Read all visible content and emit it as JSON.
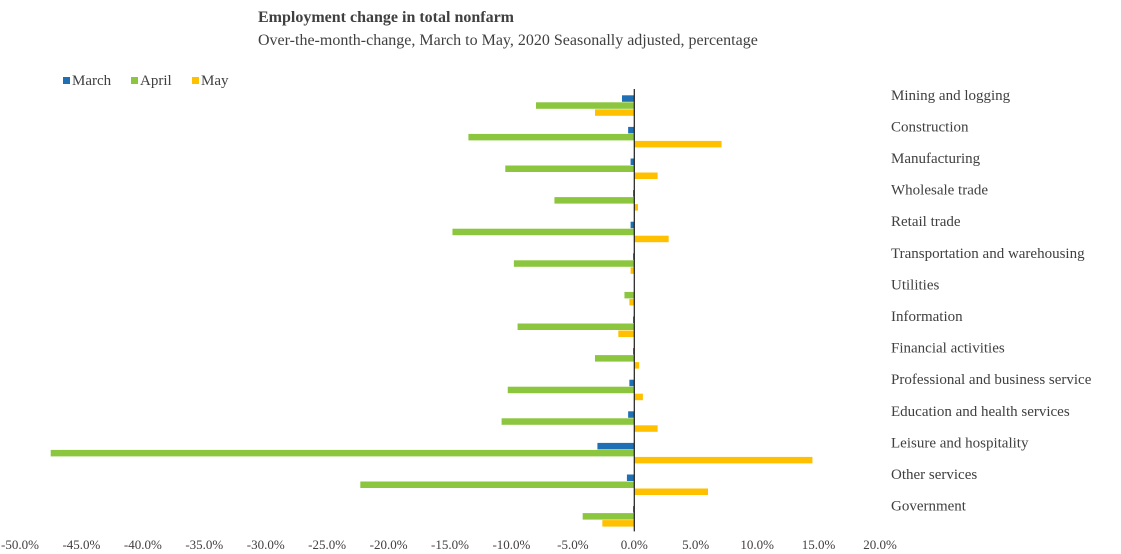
{
  "chart_data": {
    "type": "bar",
    "orientation": "horizontal",
    "title": "Employment change in total nonfarm",
    "subtitle": "Over-the-month-change, March to May, 2020 Seasonally adjusted, percentage",
    "categories": [
      "Mining and logging",
      "Construction",
      "Manufacturing",
      "Wholesale trade",
      "Retail trade",
      "Transportation and warehousing",
      "Utilities",
      "Information",
      "Financial activities",
      "Professional and business service",
      "Education and health services",
      "Leisure and hospitality",
      "Other services",
      "Government"
    ],
    "series": [
      {
        "name": "March",
        "color": "#1f6fb4",
        "values": [
          -1.0,
          -0.5,
          -0.3,
          -0.1,
          -0.3,
          -0.1,
          0.0,
          -0.1,
          -0.1,
          -0.4,
          -0.5,
          -3.0,
          -0.6,
          -0.1
        ]
      },
      {
        "name": "April",
        "color": "#8cc63f",
        "values": [
          -8.0,
          -13.5,
          -10.5,
          -6.5,
          -14.8,
          -9.8,
          -0.8,
          -9.5,
          -3.2,
          -10.3,
          -10.8,
          -47.5,
          -22.3,
          -4.2
        ]
      },
      {
        "name": "May",
        "color": "#ffc000",
        "values": [
          -3.2,
          7.1,
          1.9,
          0.3,
          2.8,
          -0.3,
          -0.4,
          -1.3,
          0.4,
          0.7,
          1.9,
          14.5,
          6.0,
          -2.6
        ]
      }
    ],
    "xlim": [
      -50,
      20
    ],
    "xticks": [
      "-50.0%",
      "-45.0%",
      "-40.0%",
      "-35.0%",
      "-30.0%",
      "-25.0%",
      "-20.0%",
      "-15.0%",
      "-10.0%",
      "-5.0%",
      "0.0%",
      "5.0%",
      "10.0%",
      "15.0%",
      "20.0%"
    ],
    "legend_position": "top-left",
    "grid": false
  }
}
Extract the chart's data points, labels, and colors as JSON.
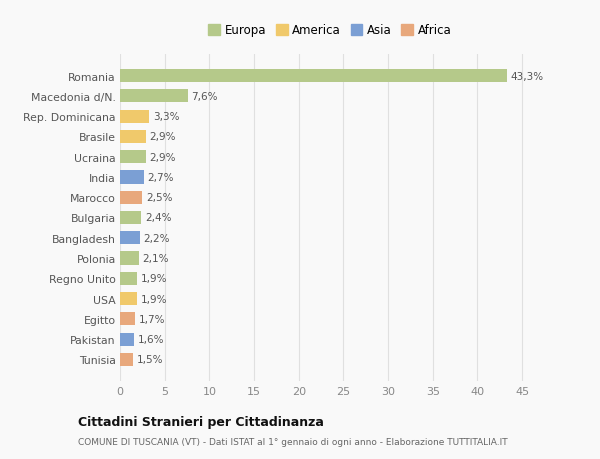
{
  "countries": [
    "Tunisia",
    "Pakistan",
    "Egitto",
    "USA",
    "Regno Unito",
    "Polonia",
    "Bangladesh",
    "Bulgaria",
    "Marocco",
    "India",
    "Ucraina",
    "Brasile",
    "Rep. Dominicana",
    "Macedonia d/N.",
    "Romania"
  ],
  "values": [
    1.5,
    1.6,
    1.7,
    1.9,
    1.9,
    2.1,
    2.2,
    2.4,
    2.5,
    2.7,
    2.9,
    2.9,
    3.3,
    7.6,
    43.3
  ],
  "labels": [
    "1,5%",
    "1,6%",
    "1,7%",
    "1,9%",
    "1,9%",
    "2,1%",
    "2,2%",
    "2,4%",
    "2,5%",
    "2,7%",
    "2,9%",
    "2,9%",
    "3,3%",
    "7,6%",
    "43,3%"
  ],
  "colors": [
    "#e8a87c",
    "#7b9fd4",
    "#e8a87c",
    "#f0c96b",
    "#b5c98a",
    "#b5c98a",
    "#7b9fd4",
    "#b5c98a",
    "#e8a87c",
    "#7b9fd4",
    "#b5c98a",
    "#f0c96b",
    "#f0c96b",
    "#b5c98a",
    "#b5c98a"
  ],
  "legend_labels": [
    "Europa",
    "America",
    "Asia",
    "Africa"
  ],
  "legend_colors": [
    "#b5c98a",
    "#f0c96b",
    "#7b9fd4",
    "#e8a87c"
  ],
  "title": "Cittadini Stranieri per Cittadinanza",
  "subtitle": "COMUNE DI TUSCANIA (VT) - Dati ISTAT al 1° gennaio di ogni anno - Elaborazione TUTTITALIA.IT",
  "xlim": [
    0,
    47
  ],
  "xticks": [
    0,
    5,
    10,
    15,
    20,
    25,
    30,
    35,
    40,
    45
  ],
  "background_color": "#f9f9f9",
  "grid_color": "#e0e0e0",
  "bar_height": 0.65
}
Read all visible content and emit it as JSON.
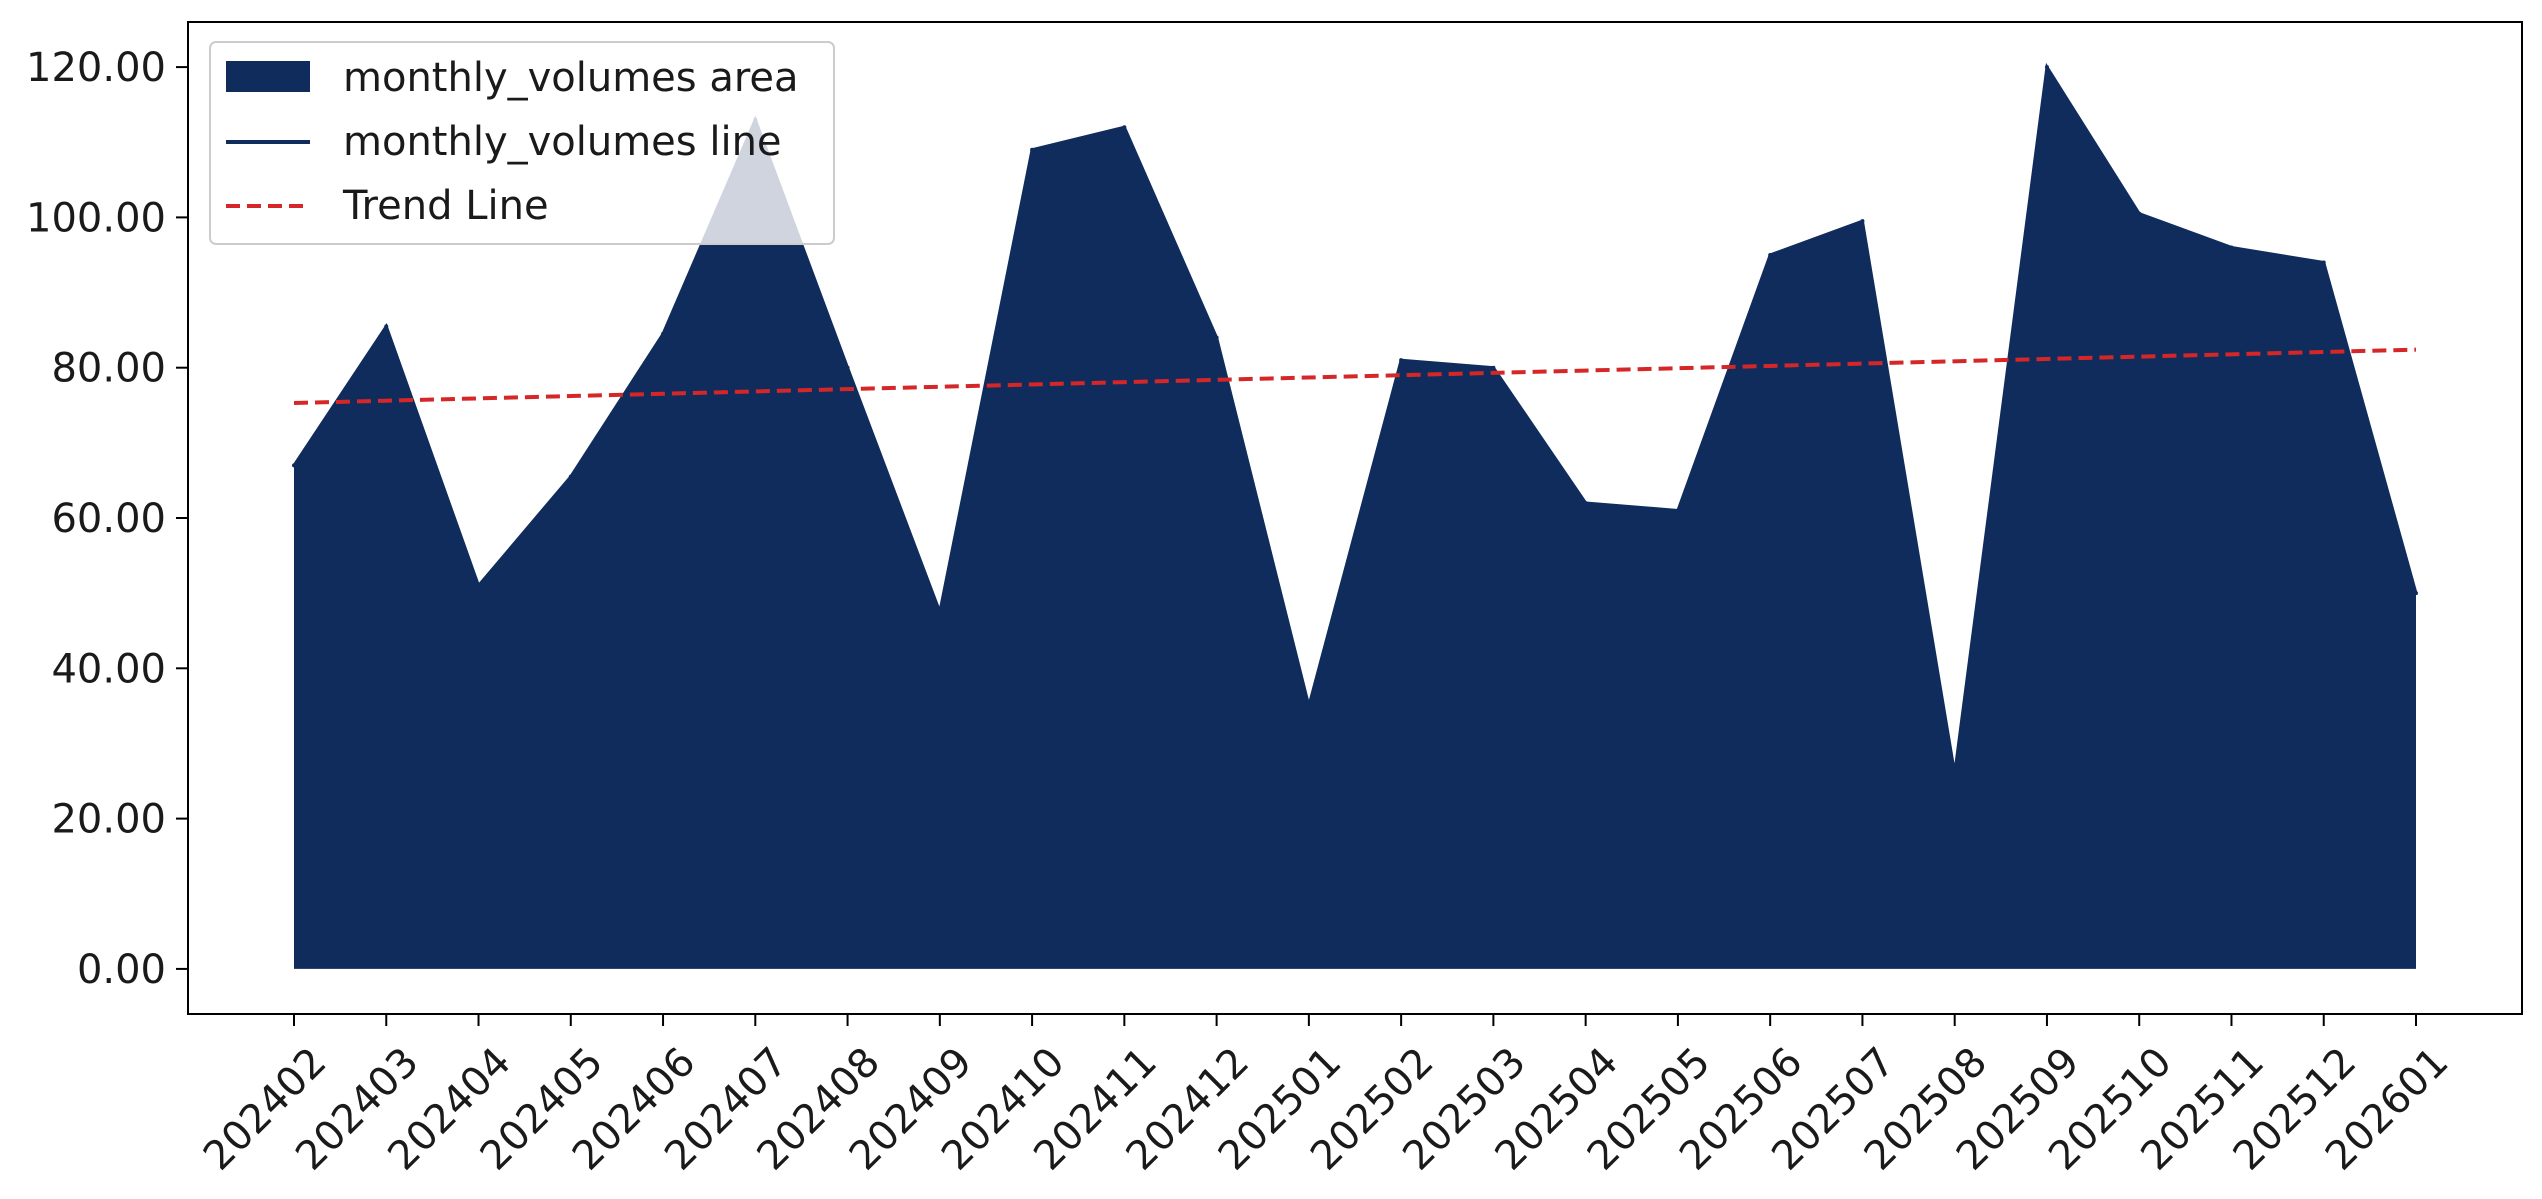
{
  "chart_data": {
    "type": "area",
    "categories": [
      "202402",
      "202403",
      "202404",
      "202405",
      "202406",
      "202407",
      "202408",
      "202409",
      "202410",
      "202411",
      "202412",
      "202501",
      "202502",
      "202503",
      "202504",
      "202505",
      "202506",
      "202507",
      "202508",
      "202509",
      "202510",
      "202511",
      "202512",
      "202601"
    ],
    "series": [
      {
        "name": "monthly_volumes area",
        "kind": "area",
        "color": "#0f2c5c",
        "values": [
          67.0,
          85.5,
          51.0,
          65.5,
          84.5,
          113.0,
          80.0,
          47.5,
          109.0,
          112.0,
          84.0,
          35.0,
          81.0,
          80.0,
          62.0,
          61.0,
          95.0,
          99.5,
          26.0,
          120.0,
          100.5,
          96.0,
          94.0,
          50.0
        ]
      },
      {
        "name": "monthly_volumes line",
        "kind": "line",
        "color": "#0f2c5c"
      },
      {
        "name": "Trend Line",
        "kind": "trend",
        "color": "#d62728",
        "start": 75.3,
        "end": 82.4
      }
    ],
    "yticks": [
      "0.00",
      "20.00",
      "40.00",
      "60.00",
      "80.00",
      "100.00",
      "120.00"
    ],
    "ylim": [
      -6.0,
      126.0
    ],
    "legend_position": "top-left",
    "grid": false
  }
}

____________

**WORK TO DO**
Retype each record exactly as it stands, but do not include the pictures.

**SOLUTION**
Read all visible content and emit it as JSON.
{
  "chart_data": {
    "type": "bar",
    "orientation": "horizontal",
    "title": "Employment change in total nonfarm",
    "subtitle": "Over-the-month-change, March to May, 2020 Seasonally adjusted, percentage",
    "categories": [
      "Mining and logging",
      "Construction",
      "Manufacturing",
      "Wholesale trade",
      "Retail trade",
      "Transportation and warehousing",
      "Utilities",
      "Information",
      "Financial activities",
      "Professional and business service",
      "Education and health services",
      "Leisure and hospitality",
      "Other services",
      "Government"
    ],
    "series": [
      {
        "name": "March",
        "color": "#1f6fb4",
        "values": [
          -1.0,
          -0.5,
          -0.3,
          -0.1,
          -0.3,
          -0.1,
          0.0,
          -0.1,
          -0.1,
          -0.4,
          -0.5,
          -3.0,
          -0.6,
          -0.1
        ]
      },
      {
        "name": "April",
        "color": "#8cc63f",
        "values": [
          -8.0,
          -13.5,
          -10.5,
          -6.5,
          -14.8,
          -9.8,
          -0.8,
          -9.5,
          -3.2,
          -10.3,
          -10.8,
          -47.5,
          -22.3,
          -4.2
        ]
      },
      {
        "name": "May",
        "color": "#ffc000",
        "values": [
          -3.2,
          7.1,
          1.9,
          0.3,
          2.8,
          -0.3,
          -0.4,
          -1.3,
          0.4,
          0.7,
          1.9,
          14.5,
          6.0,
          -2.6
        ]
      }
    ],
    "xlim": [
      -50,
      20
    ],
    "xticks": [
      "-50.0%",
      "-45.0%",
      "-40.0%",
      "-35.0%",
      "-30.0%",
      "-25.0%",
      "-20.0%",
      "-15.0%",
      "-10.0%",
      "-5.0%",
      "0.0%",
      "5.0%",
      "10.0%",
      "15.0%",
      "20.0%"
    ],
    "legend_position": "top-left",
    "grid": false
  }
}
Extract the chart's data points, labels, and colors as JSON.
{
  "countries": [
    "Tunisia",
    "Pakistan",
    "Egitto",
    "USA",
    "Regno Unito",
    "Polonia",
    "Bangladesh",
    "Bulgaria",
    "Marocco",
    "India",
    "Ucraina",
    "Brasile",
    "Rep. Dominicana",
    "Macedonia d/N.",
    "Romania"
  ],
  "values": [
    1.5,
    1.6,
    1.7,
    1.9,
    1.9,
    2.1,
    2.2,
    2.4,
    2.5,
    2.7,
    2.9,
    2.9,
    3.3,
    7.6,
    43.3
  ],
  "labels": [
    "1,5%",
    "1,6%",
    "1,7%",
    "1,9%",
    "1,9%",
    "2,1%",
    "2,2%",
    "2,4%",
    "2,5%",
    "2,7%",
    "2,9%",
    "2,9%",
    "3,3%",
    "7,6%",
    "43,3%"
  ],
  "colors": [
    "#e8a87c",
    "#7b9fd4",
    "#e8a87c",
    "#f0c96b",
    "#b5c98a",
    "#b5c98a",
    "#7b9fd4",
    "#b5c98a",
    "#e8a87c",
    "#7b9fd4",
    "#b5c98a",
    "#f0c96b",
    "#f0c96b",
    "#b5c98a",
    "#b5c98a"
  ],
  "legend_labels": [
    "Europa",
    "America",
    "Asia",
    "Africa"
  ],
  "legend_colors": [
    "#b5c98a",
    "#f0c96b",
    "#7b9fd4",
    "#e8a87c"
  ],
  "title": "Cittadini Stranieri per Cittadinanza",
  "subtitle": "COMUNE DI TUSCANIA (VT) - Dati ISTAT al 1° gennaio di ogni anno - Elaborazione TUTTITALIA.IT",
  "xlim": [
    0,
    47
  ],
  "xticks": [
    0,
    5,
    10,
    15,
    20,
    25,
    30,
    35,
    40,
    45
  ],
  "background_color": "#f9f9f9",
  "grid_color": "#e0e0e0",
  "bar_height": 0.65
}
Read all visible content and emit it as JSON.
{
  "chart_data": {
    "type": "area",
    "categories": [
      "202402",
      "202403",
      "202404",
      "202405",
      "202406",
      "202407",
      "202408",
      "202409",
      "202410",
      "202411",
      "202412",
      "202501",
      "202502",
      "202503",
      "202504",
      "202505",
      "202506",
      "202507",
      "202508",
      "202509",
      "202510",
      "202511",
      "202512",
      "202601"
    ],
    "series": [
      {
        "name": "monthly_volumes area",
        "kind": "area",
        "color": "#0f2c5c",
        "values": [
          67.0,
          85.5,
          51.0,
          65.5,
          84.5,
          113.0,
          80.0,
          47.5,
          109.0,
          112.0,
          84.0,
          35.0,
          81.0,
          80.0,
          62.0,
          61.0,
          95.0,
          99.5,
          26.0,
          120.0,
          100.5,
          96.0,
          94.0,
          50.0
        ]
      },
      {
        "name": "monthly_volumes line",
        "kind": "line",
        "color": "#0f2c5c"
      },
      {
        "name": "Trend Line",
        "kind": "trend",
        "color": "#d62728",
        "start": 75.3,
        "end": 82.4
      }
    ],
    "yticks": [
      "0.00",
      "20.00",
      "40.00",
      "60.00",
      "80.00",
      "100.00",
      "120.00"
    ],
    "ylim": [
      -6.0,
      126.0
    ],
    "legend_position": "top-left",
    "grid": false
  }
}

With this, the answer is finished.